Lines that hold the word "University" should be located and copied.

--- Start ---

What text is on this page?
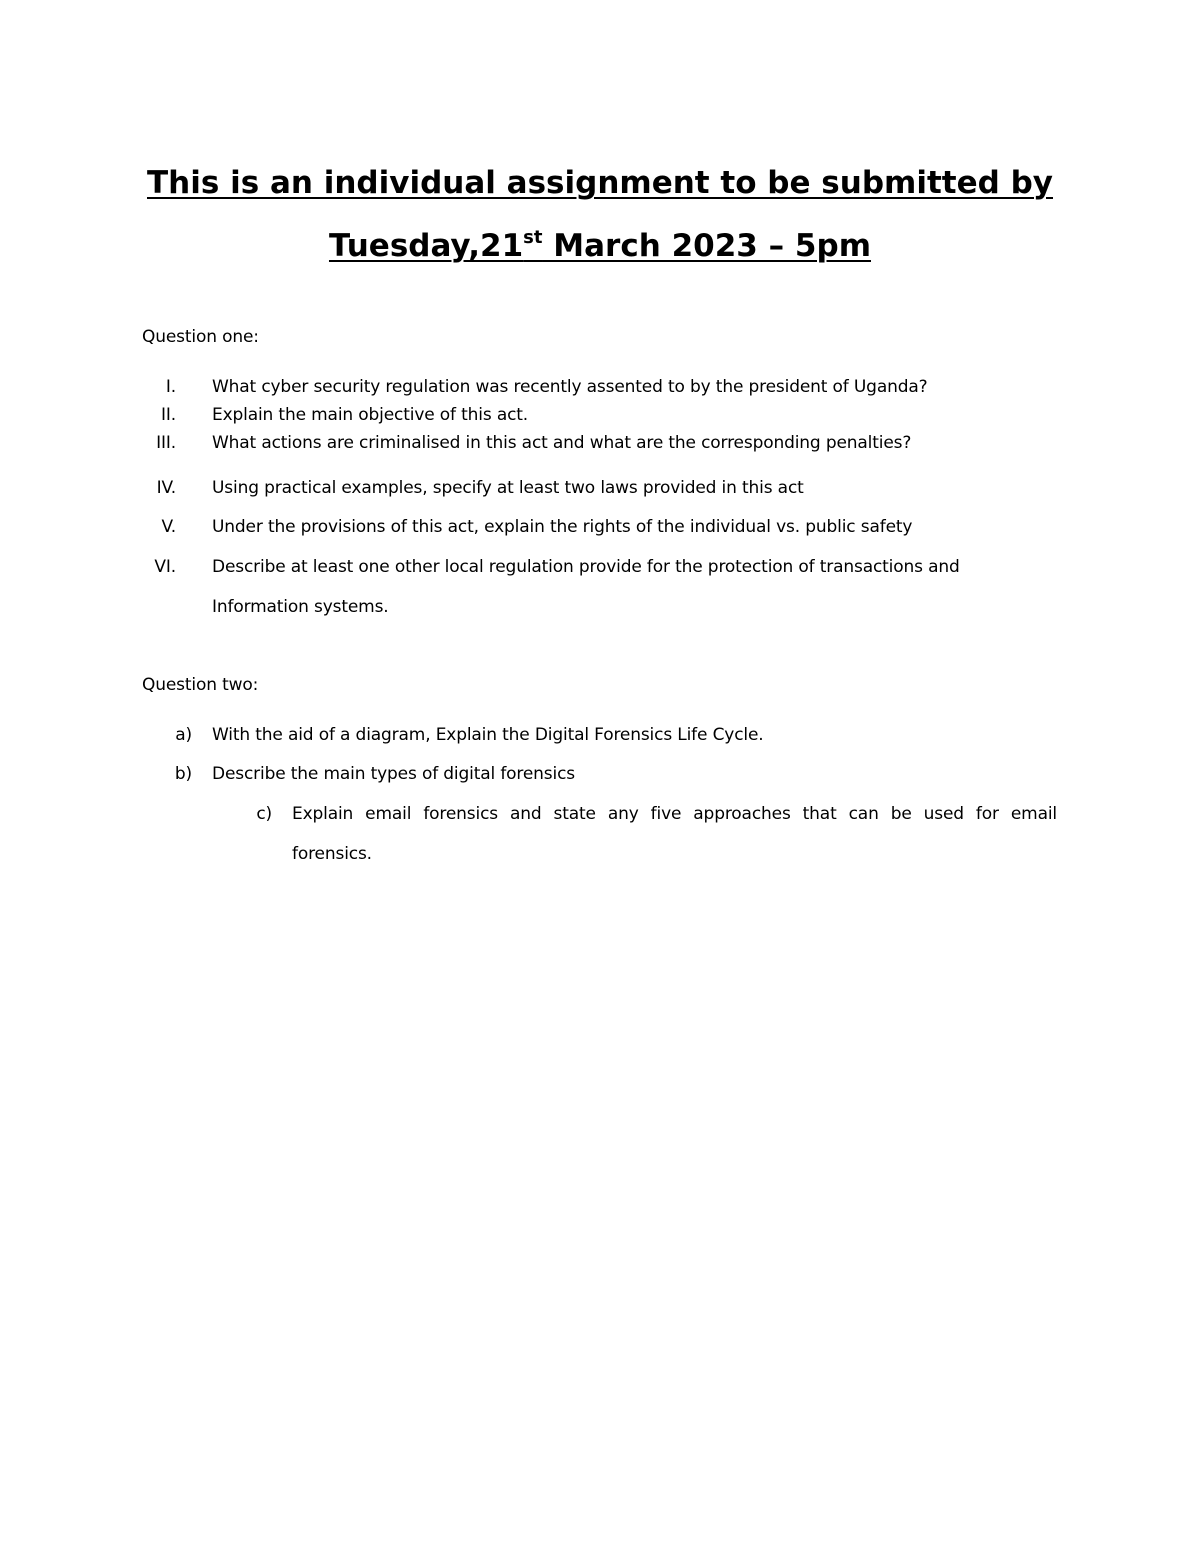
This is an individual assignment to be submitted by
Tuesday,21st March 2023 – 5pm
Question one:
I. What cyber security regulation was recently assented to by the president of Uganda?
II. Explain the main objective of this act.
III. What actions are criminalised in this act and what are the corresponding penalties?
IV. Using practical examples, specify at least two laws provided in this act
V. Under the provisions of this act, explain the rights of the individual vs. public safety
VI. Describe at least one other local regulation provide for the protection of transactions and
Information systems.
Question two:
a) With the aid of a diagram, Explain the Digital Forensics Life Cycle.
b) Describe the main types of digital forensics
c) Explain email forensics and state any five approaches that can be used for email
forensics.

--- End ---
--- Start ---

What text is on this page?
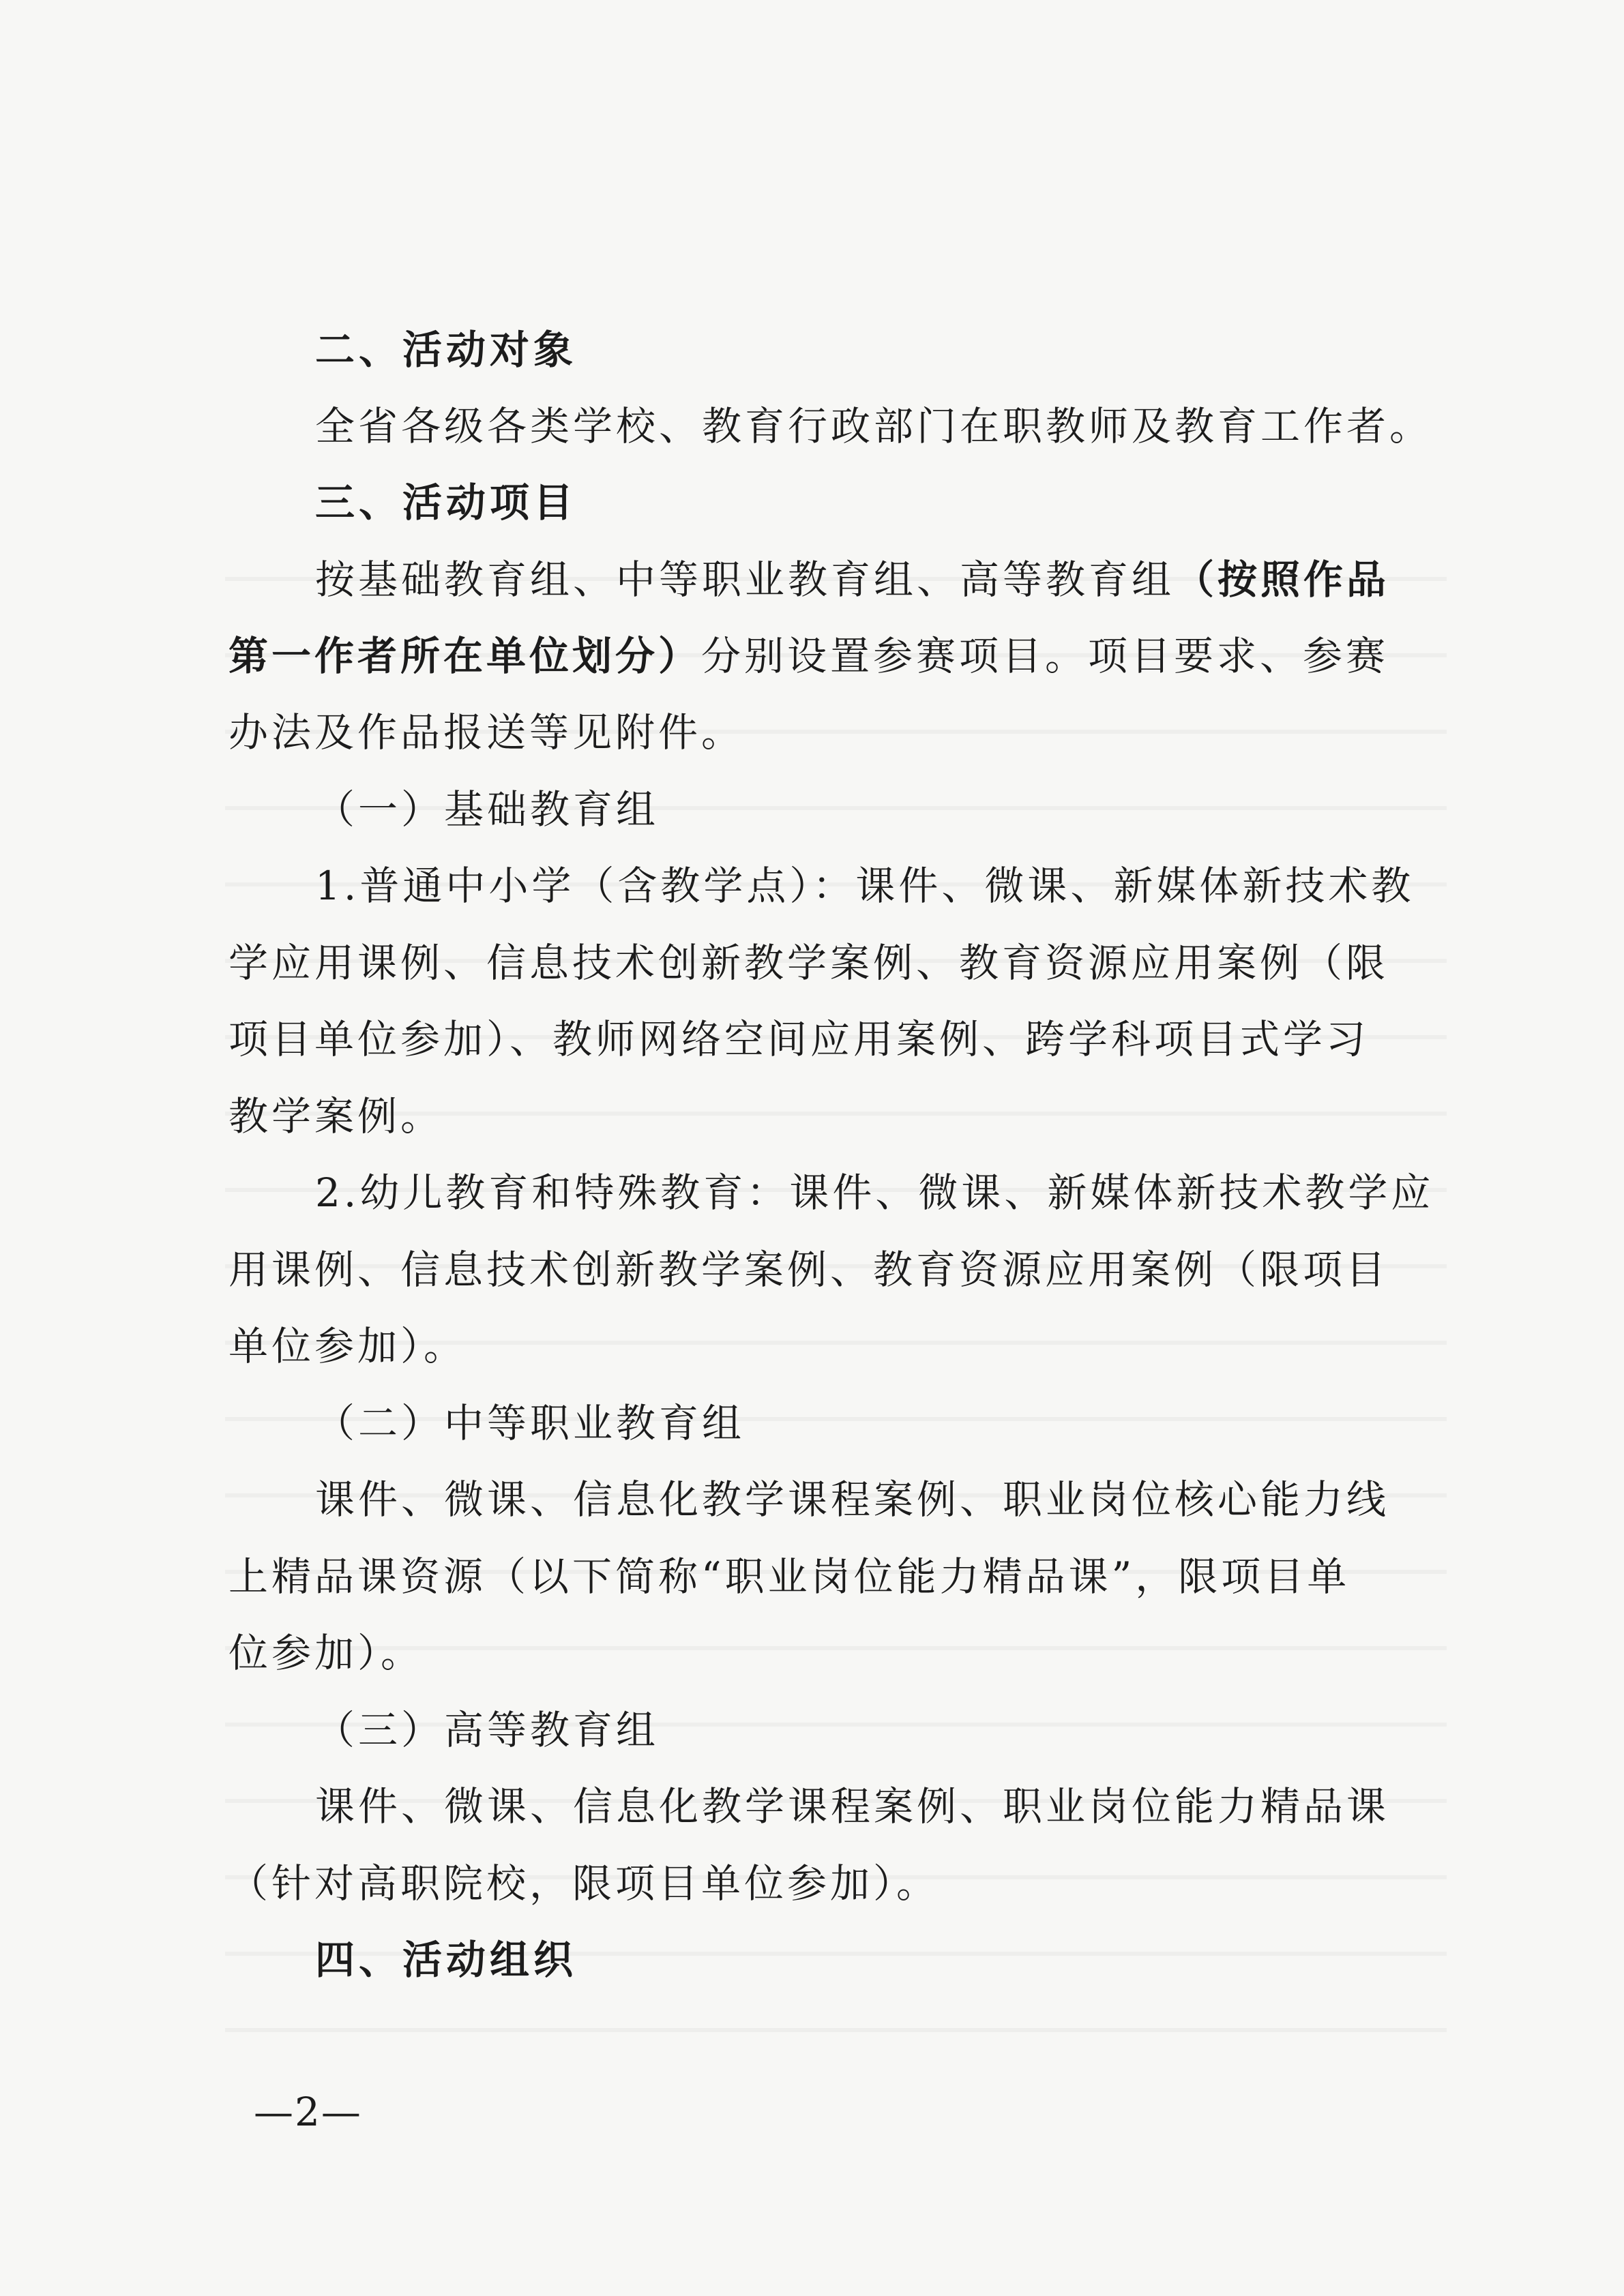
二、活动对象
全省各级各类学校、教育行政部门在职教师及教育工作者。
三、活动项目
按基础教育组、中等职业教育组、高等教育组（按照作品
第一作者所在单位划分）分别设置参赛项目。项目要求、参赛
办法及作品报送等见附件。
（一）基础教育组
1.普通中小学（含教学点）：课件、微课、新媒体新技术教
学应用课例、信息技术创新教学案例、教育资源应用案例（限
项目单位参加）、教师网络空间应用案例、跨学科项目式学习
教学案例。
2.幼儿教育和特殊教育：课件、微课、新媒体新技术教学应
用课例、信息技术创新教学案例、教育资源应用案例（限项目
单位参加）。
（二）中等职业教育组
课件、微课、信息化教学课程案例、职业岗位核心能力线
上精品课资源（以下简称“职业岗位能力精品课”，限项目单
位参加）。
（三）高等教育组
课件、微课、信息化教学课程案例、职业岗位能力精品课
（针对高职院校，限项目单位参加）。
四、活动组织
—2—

--- End ---
--- Start ---

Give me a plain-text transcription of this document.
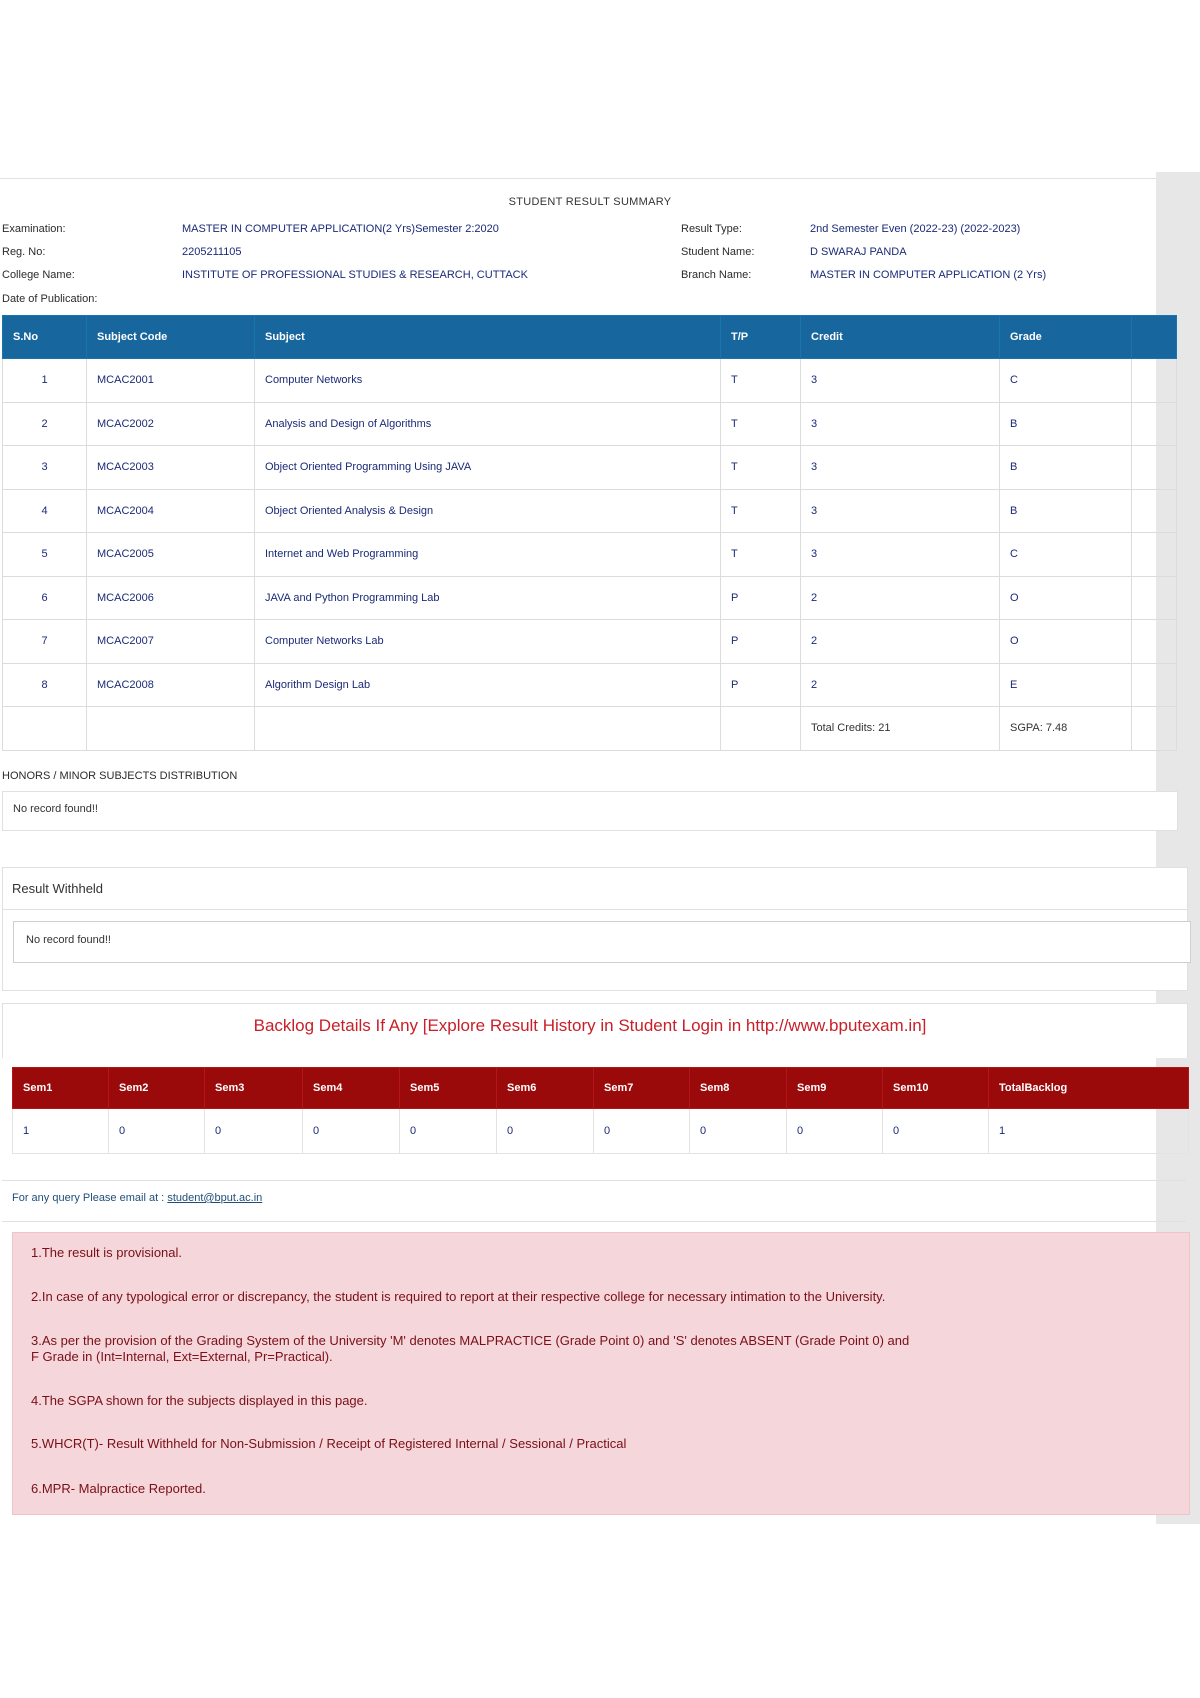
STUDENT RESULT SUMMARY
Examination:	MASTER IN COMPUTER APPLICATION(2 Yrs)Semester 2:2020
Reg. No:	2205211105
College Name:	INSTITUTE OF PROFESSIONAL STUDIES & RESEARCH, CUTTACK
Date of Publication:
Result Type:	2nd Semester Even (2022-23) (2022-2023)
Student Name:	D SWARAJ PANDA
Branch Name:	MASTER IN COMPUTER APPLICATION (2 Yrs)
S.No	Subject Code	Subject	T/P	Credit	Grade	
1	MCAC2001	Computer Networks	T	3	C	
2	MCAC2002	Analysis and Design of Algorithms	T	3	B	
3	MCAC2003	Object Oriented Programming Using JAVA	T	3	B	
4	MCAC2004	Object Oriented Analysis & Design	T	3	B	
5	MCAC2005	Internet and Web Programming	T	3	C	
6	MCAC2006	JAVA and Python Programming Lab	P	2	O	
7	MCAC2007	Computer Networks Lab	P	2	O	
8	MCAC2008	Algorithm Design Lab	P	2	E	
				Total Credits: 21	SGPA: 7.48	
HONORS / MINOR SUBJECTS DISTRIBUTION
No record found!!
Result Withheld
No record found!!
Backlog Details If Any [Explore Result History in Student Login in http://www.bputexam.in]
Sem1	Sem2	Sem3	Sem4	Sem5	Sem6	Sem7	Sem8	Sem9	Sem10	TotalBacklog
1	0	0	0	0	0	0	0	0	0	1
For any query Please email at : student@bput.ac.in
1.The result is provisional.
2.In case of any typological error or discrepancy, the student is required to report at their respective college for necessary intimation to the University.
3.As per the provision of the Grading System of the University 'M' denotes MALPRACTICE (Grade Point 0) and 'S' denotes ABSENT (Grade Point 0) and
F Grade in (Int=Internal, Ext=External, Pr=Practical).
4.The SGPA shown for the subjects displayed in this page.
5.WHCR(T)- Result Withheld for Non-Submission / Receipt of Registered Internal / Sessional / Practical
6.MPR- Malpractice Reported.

--- End ---

• EXERCISE OUTPUT:
2.In case of any typological error or discrepancy, the student is required to report at their respective college for necessary intimation to the University.
3.As per the provision of the Grading System of the University 'M' denotes MALPRACTICE (Grade Point 0) and 'S' denotes ABSENT (Grade Point 0) and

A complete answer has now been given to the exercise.